Stored entries
:::

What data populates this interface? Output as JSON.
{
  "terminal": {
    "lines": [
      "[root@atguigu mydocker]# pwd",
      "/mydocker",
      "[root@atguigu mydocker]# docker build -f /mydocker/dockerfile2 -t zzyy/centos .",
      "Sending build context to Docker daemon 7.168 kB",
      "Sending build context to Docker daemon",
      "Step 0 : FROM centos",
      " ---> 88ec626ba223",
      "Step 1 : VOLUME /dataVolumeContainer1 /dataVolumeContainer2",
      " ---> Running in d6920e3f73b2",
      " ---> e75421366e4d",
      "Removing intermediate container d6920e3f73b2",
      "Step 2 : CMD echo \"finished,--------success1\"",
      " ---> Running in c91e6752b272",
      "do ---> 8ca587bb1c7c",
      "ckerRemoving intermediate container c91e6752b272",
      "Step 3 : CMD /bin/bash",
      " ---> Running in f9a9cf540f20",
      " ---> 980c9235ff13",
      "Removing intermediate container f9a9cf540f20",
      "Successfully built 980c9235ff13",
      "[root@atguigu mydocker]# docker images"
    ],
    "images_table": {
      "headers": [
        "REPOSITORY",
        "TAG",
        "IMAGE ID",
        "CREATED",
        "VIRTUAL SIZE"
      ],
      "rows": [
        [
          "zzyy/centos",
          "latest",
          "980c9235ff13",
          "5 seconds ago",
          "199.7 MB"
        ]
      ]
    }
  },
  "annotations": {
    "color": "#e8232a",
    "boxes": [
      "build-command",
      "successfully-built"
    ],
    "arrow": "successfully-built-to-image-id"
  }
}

:::

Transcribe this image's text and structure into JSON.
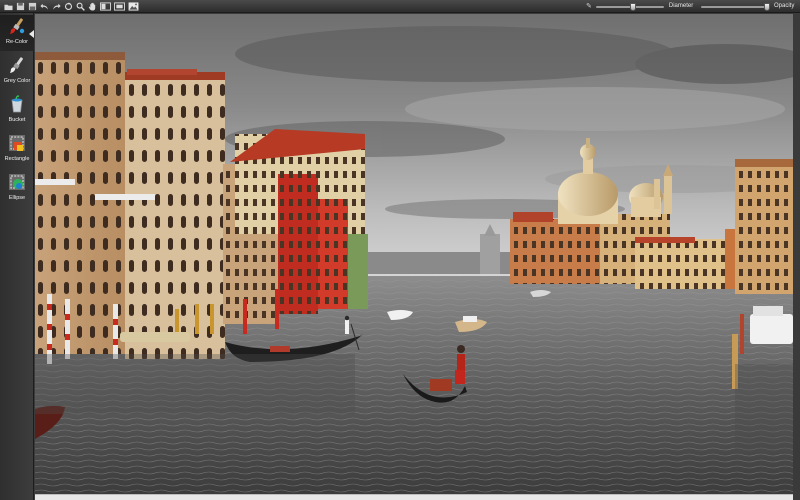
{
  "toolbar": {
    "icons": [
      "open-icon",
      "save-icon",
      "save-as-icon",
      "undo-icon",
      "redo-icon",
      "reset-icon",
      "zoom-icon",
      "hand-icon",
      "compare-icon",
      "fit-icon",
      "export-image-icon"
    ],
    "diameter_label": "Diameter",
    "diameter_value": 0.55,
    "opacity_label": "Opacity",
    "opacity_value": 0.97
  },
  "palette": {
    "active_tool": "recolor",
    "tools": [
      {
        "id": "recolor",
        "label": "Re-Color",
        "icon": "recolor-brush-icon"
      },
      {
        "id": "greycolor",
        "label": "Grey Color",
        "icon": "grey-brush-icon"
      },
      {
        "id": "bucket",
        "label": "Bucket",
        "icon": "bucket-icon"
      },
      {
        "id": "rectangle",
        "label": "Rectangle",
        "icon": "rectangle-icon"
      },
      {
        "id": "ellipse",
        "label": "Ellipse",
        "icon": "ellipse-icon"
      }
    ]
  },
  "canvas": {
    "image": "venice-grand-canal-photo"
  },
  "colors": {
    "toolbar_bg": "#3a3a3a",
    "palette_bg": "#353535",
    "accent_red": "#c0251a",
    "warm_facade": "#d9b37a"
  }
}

:::

### Work required
The lines to collect are those holding the string "brush"; copy them all.

### Full solution
        "icon": "recolor-brush-icon"
        "icon": "grey-brush-icon"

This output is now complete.